Gather every line from the entries below that includes "Sudan".
* START SUPPLIED INFORMATION *
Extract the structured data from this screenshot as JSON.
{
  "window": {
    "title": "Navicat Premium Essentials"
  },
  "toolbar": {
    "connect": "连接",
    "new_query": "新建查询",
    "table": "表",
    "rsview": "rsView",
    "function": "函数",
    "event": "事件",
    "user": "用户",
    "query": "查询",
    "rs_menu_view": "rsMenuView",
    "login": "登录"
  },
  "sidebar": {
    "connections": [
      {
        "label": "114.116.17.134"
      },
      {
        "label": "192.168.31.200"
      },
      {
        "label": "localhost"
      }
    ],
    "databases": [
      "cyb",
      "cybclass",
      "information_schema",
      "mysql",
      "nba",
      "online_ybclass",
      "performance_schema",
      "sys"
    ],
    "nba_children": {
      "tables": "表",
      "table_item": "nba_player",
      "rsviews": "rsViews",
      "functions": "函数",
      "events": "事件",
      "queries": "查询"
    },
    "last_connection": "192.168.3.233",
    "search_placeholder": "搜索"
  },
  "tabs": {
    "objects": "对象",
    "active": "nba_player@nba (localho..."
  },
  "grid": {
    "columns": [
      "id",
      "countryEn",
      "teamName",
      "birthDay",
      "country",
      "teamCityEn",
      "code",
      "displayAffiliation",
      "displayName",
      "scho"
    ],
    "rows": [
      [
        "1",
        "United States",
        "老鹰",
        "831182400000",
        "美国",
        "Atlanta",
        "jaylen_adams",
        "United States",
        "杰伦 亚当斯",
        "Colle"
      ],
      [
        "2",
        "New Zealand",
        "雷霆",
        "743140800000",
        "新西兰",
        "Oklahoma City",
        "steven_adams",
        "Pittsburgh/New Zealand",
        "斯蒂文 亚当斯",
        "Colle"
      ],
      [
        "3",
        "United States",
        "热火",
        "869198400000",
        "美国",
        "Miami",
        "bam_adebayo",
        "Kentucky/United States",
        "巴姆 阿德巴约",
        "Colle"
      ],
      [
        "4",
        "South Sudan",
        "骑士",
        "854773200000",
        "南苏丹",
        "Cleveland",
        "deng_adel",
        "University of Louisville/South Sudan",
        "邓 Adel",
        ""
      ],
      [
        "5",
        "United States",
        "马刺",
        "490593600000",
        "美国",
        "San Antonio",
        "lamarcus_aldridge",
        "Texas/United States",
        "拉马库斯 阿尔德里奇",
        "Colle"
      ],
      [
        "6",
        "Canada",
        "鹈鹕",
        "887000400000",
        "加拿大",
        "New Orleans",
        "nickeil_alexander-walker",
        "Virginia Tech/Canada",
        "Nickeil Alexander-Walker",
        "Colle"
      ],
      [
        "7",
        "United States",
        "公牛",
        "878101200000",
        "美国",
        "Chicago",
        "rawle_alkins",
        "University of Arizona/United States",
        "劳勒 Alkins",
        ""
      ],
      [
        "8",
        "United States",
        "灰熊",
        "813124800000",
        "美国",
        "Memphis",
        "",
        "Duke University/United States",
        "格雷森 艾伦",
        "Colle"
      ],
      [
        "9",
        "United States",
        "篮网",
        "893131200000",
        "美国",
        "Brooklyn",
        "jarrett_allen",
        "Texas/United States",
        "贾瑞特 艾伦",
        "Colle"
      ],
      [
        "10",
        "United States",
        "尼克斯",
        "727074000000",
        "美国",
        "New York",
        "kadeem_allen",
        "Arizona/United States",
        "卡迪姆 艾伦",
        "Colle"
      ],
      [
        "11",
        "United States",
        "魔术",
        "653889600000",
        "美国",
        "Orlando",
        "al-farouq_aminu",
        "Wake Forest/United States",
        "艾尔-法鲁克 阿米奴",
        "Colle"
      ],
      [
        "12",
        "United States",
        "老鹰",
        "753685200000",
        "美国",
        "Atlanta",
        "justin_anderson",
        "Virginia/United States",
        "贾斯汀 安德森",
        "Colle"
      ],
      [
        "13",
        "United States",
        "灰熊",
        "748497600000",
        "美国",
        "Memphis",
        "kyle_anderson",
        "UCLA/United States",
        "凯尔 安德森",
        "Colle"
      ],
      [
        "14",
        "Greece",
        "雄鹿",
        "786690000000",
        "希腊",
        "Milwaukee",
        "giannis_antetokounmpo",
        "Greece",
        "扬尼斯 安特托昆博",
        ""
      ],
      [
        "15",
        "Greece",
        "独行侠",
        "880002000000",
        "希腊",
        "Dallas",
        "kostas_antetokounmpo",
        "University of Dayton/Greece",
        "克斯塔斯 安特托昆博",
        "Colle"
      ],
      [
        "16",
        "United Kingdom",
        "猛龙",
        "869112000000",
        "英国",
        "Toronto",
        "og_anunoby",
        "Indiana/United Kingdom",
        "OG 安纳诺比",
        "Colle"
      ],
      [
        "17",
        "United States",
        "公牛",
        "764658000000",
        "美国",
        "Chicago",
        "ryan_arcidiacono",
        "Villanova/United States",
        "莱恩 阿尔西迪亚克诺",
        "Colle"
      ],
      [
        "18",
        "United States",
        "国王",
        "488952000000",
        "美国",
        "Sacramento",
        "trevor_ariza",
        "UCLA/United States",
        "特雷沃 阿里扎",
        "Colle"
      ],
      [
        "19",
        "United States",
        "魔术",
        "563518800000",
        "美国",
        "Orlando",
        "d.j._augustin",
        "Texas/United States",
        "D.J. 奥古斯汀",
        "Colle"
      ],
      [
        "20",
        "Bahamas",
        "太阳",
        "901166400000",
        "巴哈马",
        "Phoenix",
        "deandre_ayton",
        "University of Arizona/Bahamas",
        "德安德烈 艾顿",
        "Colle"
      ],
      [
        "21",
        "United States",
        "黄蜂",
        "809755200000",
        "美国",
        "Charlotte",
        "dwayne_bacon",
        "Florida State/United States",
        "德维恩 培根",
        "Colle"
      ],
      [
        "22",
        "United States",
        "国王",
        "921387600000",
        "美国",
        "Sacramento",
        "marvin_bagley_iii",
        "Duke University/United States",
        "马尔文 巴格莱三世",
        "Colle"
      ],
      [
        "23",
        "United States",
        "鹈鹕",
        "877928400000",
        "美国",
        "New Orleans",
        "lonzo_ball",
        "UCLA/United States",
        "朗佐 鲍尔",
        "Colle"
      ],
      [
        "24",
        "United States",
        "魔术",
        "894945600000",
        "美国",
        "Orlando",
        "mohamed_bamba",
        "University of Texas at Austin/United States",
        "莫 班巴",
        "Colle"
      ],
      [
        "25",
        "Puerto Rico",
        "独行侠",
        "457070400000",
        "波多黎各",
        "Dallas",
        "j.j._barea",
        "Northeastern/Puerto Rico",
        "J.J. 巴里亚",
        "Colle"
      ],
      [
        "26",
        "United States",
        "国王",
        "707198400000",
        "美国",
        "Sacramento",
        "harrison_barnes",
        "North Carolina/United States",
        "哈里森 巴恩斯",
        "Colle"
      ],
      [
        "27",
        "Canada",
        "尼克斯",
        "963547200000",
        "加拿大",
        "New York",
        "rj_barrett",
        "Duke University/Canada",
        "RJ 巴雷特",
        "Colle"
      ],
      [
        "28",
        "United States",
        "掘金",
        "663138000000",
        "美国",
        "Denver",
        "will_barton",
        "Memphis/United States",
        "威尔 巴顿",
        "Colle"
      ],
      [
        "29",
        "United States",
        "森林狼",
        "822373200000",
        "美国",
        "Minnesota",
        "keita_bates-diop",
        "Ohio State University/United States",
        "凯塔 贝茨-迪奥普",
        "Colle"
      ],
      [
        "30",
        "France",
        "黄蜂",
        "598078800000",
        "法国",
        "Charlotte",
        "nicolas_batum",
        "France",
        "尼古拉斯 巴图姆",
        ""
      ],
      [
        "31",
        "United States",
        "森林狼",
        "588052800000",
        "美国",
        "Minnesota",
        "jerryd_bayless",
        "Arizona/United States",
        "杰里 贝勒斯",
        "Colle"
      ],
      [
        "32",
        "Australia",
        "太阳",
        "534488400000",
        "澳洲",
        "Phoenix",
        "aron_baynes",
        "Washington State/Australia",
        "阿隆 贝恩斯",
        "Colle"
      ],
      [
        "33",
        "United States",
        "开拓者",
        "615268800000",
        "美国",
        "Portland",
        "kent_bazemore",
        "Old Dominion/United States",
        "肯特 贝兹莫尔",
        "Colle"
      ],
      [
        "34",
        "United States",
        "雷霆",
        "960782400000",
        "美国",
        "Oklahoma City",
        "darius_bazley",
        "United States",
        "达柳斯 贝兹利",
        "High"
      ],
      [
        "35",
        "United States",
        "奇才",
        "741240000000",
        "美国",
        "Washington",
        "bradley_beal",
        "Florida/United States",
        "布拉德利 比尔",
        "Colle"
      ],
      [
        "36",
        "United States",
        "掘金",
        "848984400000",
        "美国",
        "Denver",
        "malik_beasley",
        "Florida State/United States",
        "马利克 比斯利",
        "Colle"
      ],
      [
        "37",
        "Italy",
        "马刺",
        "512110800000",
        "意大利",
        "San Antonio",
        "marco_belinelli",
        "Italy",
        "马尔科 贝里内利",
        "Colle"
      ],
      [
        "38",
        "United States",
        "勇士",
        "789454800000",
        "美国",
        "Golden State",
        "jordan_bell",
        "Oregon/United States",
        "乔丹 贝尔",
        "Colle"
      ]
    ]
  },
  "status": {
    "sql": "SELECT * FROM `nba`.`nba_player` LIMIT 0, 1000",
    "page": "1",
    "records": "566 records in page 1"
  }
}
* END SUPPLIED INFORMATION *
**CORRECT RESPONSE**
        "South Sudan",
        "University of Louisville/South Sudan",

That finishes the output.